### Task inputs ###
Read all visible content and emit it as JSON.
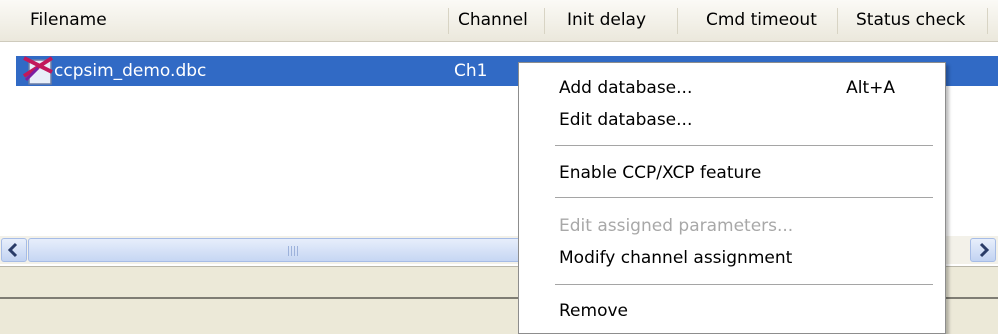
{
  "columns": [
    "Filename",
    "Channel",
    "Init delay",
    "Cmd timeout",
    "Status check"
  ],
  "row": {
    "filename": "ccpsim_demo.dbc",
    "channel": "Ch1"
  },
  "scrollbar": {
    "grip": "III"
  },
  "context_menu": {
    "items": [
      {
        "label": "Add database...",
        "shortcut": "Alt+A",
        "enabled": true
      },
      {
        "label": "Edit database...",
        "enabled": true
      },
      {
        "label": "Enable CCP/XCP feature",
        "enabled": true
      },
      {
        "label": "Edit assigned parameters...",
        "enabled": false
      },
      {
        "label": "Modify channel assignment",
        "enabled": true
      },
      {
        "label": "Remove",
        "enabled": true
      }
    ]
  },
  "colors": {
    "selection": "#316ac5",
    "window": "#ece9d8",
    "disabled_text": "#a8a8a8"
  }
}
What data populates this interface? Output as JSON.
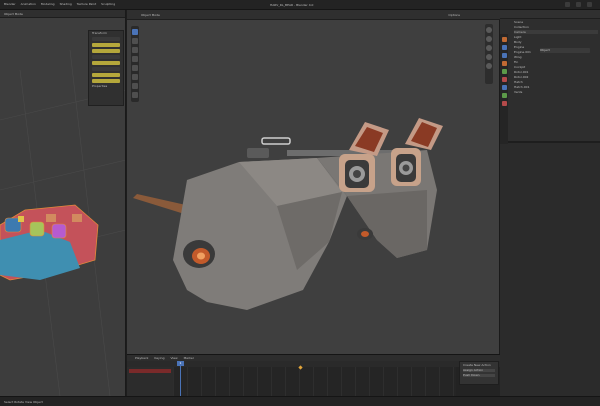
{
  "app": {
    "title": "HARV_RL_BEAR - Blender 4.0",
    "menu": [
      "Blender",
      "Animation",
      "Modeling",
      "Shading",
      "Texture Paint",
      "Sculpting"
    ]
  },
  "left_viewport": {
    "mode_label": "Object Mode",
    "panel_labels": [
      "Transform",
      "Properties"
    ]
  },
  "main_viewport": {
    "mode_label": "Object Mode",
    "view_menu": [
      "View",
      "Select",
      "Add",
      "Object"
    ],
    "options_label": "Options"
  },
  "properties": {
    "outliner_rows": [
      "Scene",
      "Collection",
      "Camera",
      "Light",
      "Body",
      "Engine",
      "Engine.001",
      "Wing",
      "Fin",
      "Cockpit",
      "Rotor.001",
      "Rotor.002",
      "Hatch",
      "Hatch.001",
      "Vents"
    ],
    "field_label": "Object"
  },
  "timeline": {
    "menu": [
      "Playback",
      "Keying",
      "View",
      "Marker"
    ],
    "current_frame": "1",
    "popover": [
      "Create New Action",
      "Assign Action",
      "Push Down"
    ]
  },
  "status": {
    "text": "Select  Rotate View  Object"
  },
  "colors": {
    "accent": "#4a73b7",
    "keyframe": "#e2a53a",
    "yellow": "#b4a73b"
  }
}
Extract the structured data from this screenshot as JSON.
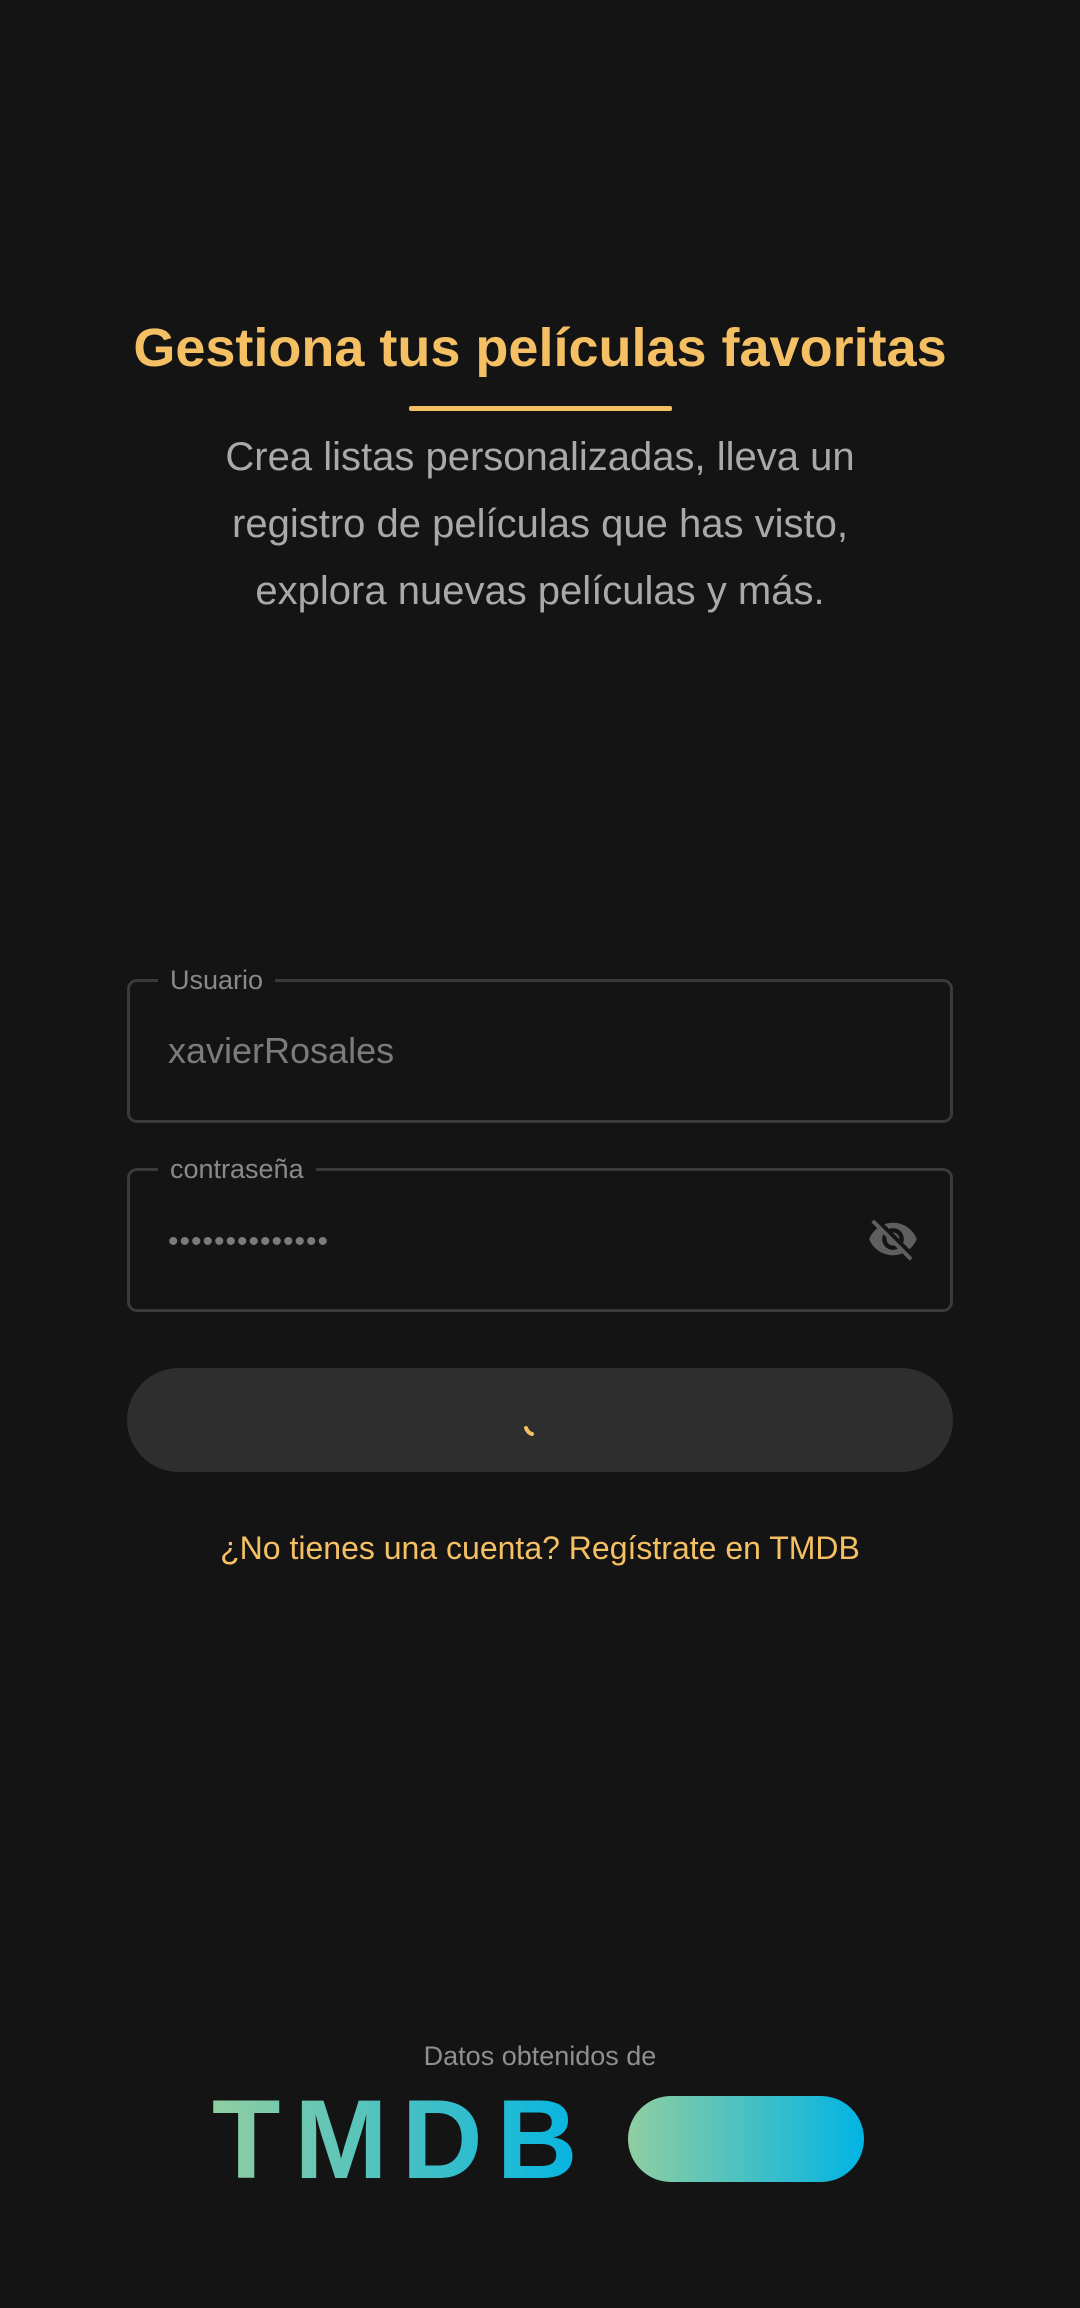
{
  "intro": {
    "title": "Gestiona tus películas favoritas",
    "subtitle": "Crea listas personalizadas, lleva un registro de películas que has visto, explora nuevas películas y más."
  },
  "form": {
    "username": {
      "label": "Usuario",
      "value": "xavierRosales"
    },
    "password": {
      "label": "contraseña",
      "value": "••••••••••••••",
      "toggle_icon": "visibility-off-icon"
    },
    "login_button": {
      "state": "loading"
    },
    "register_link": "¿No tienes una cuenta? Regístrate en TMDB"
  },
  "footer": {
    "credit": "Datos obtenidos de",
    "logo_text": "TMDB"
  },
  "colors": {
    "background": "#141414",
    "accent": "#f5c063",
    "tmdb_gradient_start": "#90cea1",
    "tmdb_gradient_end": "#01b4e4"
  }
}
###
Give back, word for word, the lines from the line that contains "What data populates" through the last line of the records, with no pictures and nothing else.

# Final result
What data populates this interface? Output as JSON.
{
  "app": {
    "title": "HARV_RL_BEAR - Blender 4.0",
    "menu": [
      "Blender",
      "Animation",
      "Modeling",
      "Shading",
      "Texture Paint",
      "Sculpting"
    ]
  },
  "left_viewport": {
    "mode_label": "Object Mode",
    "panel_labels": [
      "Transform",
      "Properties"
    ]
  },
  "main_viewport": {
    "mode_label": "Object Mode",
    "view_menu": [
      "View",
      "Select",
      "Add",
      "Object"
    ],
    "options_label": "Options"
  },
  "properties": {
    "outliner_rows": [
      "Scene",
      "Collection",
      "Camera",
      "Light",
      "Body",
      "Engine",
      "Engine.001",
      "Wing",
      "Fin",
      "Cockpit",
      "Rotor.001",
      "Rotor.002",
      "Hatch",
      "Hatch.001",
      "Vents"
    ],
    "field_label": "Object"
  },
  "timeline": {
    "menu": [
      "Playback",
      "Keying",
      "View",
      "Marker"
    ],
    "current_frame": "1",
    "popover": [
      "Create New Action",
      "Assign Action",
      "Push Down"
    ]
  },
  "status": {
    "text": "Select  Rotate View  Object"
  },
  "colors": {
    "accent": "#4a73b7",
    "keyframe": "#e2a53a",
    "yellow": "#b4a73b"
  }
}
Extract the structured data from this screenshot as JSON.
{
  "intro": {
    "title": "Gestiona tus películas favoritas",
    "subtitle": "Crea listas personalizadas, lleva un registro de películas que has visto, explora nuevas películas y más."
  },
  "form": {
    "username": {
      "label": "Usuario",
      "value": "xavierRosales"
    },
    "password": {
      "label": "contraseña",
      "value": "••••••••••••••",
      "toggle_icon": "visibility-off-icon"
    },
    "login_button": {
      "state": "loading"
    },
    "register_link": "¿No tienes una cuenta? Regístrate en TMDB"
  },
  "footer": {
    "credit": "Datos obtenidos de",
    "logo_text": "TMDB"
  },
  "colors": {
    "background": "#141414",
    "accent": "#f5c063",
    "tmdb_gradient_start": "#90cea1",
    "tmdb_gradient_end": "#01b4e4"
  }
}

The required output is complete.